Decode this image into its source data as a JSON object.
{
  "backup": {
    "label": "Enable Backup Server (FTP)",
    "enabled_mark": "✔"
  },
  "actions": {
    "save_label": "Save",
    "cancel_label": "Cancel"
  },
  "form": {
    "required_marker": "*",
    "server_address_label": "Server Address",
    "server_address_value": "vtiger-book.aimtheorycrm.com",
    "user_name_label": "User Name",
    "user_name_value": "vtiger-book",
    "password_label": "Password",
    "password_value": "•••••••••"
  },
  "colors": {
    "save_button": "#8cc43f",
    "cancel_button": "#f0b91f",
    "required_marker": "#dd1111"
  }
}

** SHORT TASK **
Retype every entry above, word for word.

** SOLVED PROBLEM **
Decode this image into its source data as a JSON object.
{
  "backup": {
    "label": "Enable Backup Server (FTP)",
    "enabled_mark": "✔"
  },
  "actions": {
    "save_label": "Save",
    "cancel_label": "Cancel"
  },
  "form": {
    "required_marker": "*",
    "server_address_label": "Server Address",
    "server_address_value": "vtiger-book.aimtheorycrm.com",
    "user_name_label": "User Name",
    "user_name_value": "vtiger-book",
    "password_label": "Password",
    "password_value": "•••••••••"
  },
  "colors": {
    "save_button": "#8cc43f",
    "cancel_button": "#f0b91f",
    "required_marker": "#dd1111"
  }
}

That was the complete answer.